From the listing below, pull out the lines that hold "document".

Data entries
-----
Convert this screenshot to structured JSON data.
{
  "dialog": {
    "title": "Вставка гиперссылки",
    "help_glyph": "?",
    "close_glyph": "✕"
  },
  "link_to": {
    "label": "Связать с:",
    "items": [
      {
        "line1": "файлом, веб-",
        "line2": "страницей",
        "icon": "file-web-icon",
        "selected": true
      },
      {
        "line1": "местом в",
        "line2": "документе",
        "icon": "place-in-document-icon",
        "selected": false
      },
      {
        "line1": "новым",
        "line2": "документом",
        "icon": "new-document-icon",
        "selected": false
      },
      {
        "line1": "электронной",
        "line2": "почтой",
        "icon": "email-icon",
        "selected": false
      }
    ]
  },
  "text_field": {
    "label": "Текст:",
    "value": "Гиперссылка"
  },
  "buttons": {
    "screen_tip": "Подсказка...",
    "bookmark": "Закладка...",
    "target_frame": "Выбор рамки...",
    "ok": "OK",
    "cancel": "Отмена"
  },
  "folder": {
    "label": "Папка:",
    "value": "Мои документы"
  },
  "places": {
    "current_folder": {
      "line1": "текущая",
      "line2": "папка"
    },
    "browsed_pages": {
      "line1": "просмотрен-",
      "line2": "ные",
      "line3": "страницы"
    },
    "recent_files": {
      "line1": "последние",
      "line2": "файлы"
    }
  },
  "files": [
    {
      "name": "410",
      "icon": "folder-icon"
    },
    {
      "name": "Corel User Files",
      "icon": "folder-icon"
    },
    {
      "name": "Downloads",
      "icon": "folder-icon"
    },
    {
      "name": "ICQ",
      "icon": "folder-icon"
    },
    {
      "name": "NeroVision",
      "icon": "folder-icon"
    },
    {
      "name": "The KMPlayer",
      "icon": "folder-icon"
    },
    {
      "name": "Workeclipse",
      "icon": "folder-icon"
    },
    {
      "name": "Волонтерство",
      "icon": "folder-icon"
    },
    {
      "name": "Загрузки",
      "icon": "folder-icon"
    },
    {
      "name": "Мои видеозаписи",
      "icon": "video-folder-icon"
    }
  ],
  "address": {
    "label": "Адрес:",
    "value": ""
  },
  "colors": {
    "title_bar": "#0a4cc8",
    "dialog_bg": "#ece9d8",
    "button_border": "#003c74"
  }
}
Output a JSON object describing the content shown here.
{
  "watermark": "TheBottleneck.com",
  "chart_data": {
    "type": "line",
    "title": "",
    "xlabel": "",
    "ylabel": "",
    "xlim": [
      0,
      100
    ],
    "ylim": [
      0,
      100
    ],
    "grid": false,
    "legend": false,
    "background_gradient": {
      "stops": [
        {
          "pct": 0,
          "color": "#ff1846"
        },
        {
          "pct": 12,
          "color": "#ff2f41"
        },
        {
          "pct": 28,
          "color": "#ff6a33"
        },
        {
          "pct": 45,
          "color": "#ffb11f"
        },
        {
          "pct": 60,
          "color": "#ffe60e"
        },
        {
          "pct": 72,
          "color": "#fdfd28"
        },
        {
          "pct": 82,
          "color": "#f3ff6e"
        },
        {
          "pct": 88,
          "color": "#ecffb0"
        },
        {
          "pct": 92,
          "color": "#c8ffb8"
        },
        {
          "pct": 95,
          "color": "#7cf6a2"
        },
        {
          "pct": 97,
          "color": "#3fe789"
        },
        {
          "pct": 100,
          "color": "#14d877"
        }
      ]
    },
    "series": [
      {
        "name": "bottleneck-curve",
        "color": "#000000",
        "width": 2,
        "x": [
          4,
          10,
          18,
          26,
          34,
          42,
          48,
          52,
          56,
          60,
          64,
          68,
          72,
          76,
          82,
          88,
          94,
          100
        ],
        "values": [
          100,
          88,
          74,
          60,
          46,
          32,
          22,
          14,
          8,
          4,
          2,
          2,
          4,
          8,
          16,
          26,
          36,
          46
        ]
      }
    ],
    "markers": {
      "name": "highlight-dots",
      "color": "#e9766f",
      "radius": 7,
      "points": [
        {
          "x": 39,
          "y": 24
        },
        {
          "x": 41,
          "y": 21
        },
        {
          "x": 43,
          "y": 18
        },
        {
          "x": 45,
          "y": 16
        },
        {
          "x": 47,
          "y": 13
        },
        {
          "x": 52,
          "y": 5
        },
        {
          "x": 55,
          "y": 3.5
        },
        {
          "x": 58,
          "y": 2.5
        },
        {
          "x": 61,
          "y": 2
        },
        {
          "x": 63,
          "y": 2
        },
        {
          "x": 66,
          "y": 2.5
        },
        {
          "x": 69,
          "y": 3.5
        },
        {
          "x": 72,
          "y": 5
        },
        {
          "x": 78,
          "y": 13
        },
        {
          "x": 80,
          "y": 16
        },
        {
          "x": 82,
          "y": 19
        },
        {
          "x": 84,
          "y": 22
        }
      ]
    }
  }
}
-----
◆ **OUTPUT OF THE TASK**
        "icon": "place-in-document-icon",
        "icon": "new-document-icon",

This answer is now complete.